Stated task:
Transcribe every line, keeping it exact.
[start Dataset rows]
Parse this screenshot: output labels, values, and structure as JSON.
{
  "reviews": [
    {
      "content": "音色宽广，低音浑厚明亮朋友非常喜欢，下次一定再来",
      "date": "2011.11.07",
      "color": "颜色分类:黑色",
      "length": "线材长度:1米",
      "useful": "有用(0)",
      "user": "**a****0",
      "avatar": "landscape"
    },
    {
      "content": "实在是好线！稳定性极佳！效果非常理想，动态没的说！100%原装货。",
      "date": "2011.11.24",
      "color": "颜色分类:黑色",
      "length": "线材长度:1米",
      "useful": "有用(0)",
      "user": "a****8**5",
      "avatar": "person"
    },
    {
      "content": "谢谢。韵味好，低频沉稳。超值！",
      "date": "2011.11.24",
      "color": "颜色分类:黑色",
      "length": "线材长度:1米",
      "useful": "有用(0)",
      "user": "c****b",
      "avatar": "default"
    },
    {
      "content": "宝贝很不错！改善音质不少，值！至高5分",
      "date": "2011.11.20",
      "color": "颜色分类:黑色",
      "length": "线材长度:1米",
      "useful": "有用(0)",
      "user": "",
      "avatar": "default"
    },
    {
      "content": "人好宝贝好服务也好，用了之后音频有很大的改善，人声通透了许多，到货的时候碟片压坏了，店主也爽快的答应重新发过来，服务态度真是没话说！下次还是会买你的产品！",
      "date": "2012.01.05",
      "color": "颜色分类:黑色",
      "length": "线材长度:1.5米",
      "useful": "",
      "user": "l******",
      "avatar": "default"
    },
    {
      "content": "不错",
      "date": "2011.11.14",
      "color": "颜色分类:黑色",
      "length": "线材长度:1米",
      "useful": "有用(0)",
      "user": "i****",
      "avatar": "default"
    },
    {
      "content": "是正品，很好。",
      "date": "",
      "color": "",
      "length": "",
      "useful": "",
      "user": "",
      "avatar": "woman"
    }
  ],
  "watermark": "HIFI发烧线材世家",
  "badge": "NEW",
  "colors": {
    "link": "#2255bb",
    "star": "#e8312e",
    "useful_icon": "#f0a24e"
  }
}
[end Dataset rows]
Full solution:
Parse this screenshot: output labels, values, and structure as JSON.
{
  "reviews": [
    {
      "content": "音色宽广，低音浑厚明亮朋友非常喜欢，下次一定再来",
      "date": "2011.11.07",
      "color": "颜色分类:黑色",
      "length": "线材长度:1米",
      "useful": "有用(0)",
      "user": "**a****0",
      "avatar": "landscape"
    },
    {
      "content": "实在是好线！稳定性极佳！效果非常理想，动态没的说！100%原装货。",
      "date": "2011.11.24",
      "color": "颜色分类:黑色",
      "length": "线材长度:1米",
      "useful": "有用(0)",
      "user": "a****8**5",
      "avatar": "person"
    },
    {
      "content": "谢谢。韵味好，低频沉稳。超值！",
      "date": "2011.11.24",
      "color": "颜色分类:黑色",
      "length": "线材长度:1米",
      "useful": "有用(0)",
      "user": "c****b",
      "avatar": "default"
    },
    {
      "content": "宝贝很不错！改善音质不少，值！至高5分",
      "date": "2011.11.20",
      "color": "颜色分类:黑色",
      "length": "线材长度:1米",
      "useful": "有用(0)",
      "user": "",
      "avatar": "default"
    },
    {
      "content": "人好宝贝好服务也好，用了之后音频有很大的改善，人声通透了许多，到货的时候碟片压坏了，店主也爽快的答应重新发过来，服务态度真是没话说！下次还是会买你的产品！",
      "date": "2012.01.05",
      "color": "颜色分类:黑色",
      "length": "线材长度:1.5米",
      "useful": "",
      "user": "l******",
      "avatar": "default"
    },
    {
      "content": "不错",
      "date": "2011.11.14",
      "color": "颜色分类:黑色",
      "length": "线材长度:1米",
      "useful": "有用(0)",
      "user": "i****",
      "avatar": "default"
    },
    {
      "content": "是正品，很好。",
      "date": "",
      "color": "",
      "length": "",
      "useful": "",
      "user": "",
      "avatar": "woman"
    }
  ],
  "watermark": "HIFI发烧线材世家",
  "badge": "NEW",
  "colors": {
    "link": "#2255bb",
    "star": "#e8312e",
    "useful_icon": "#f0a24e"
  }
}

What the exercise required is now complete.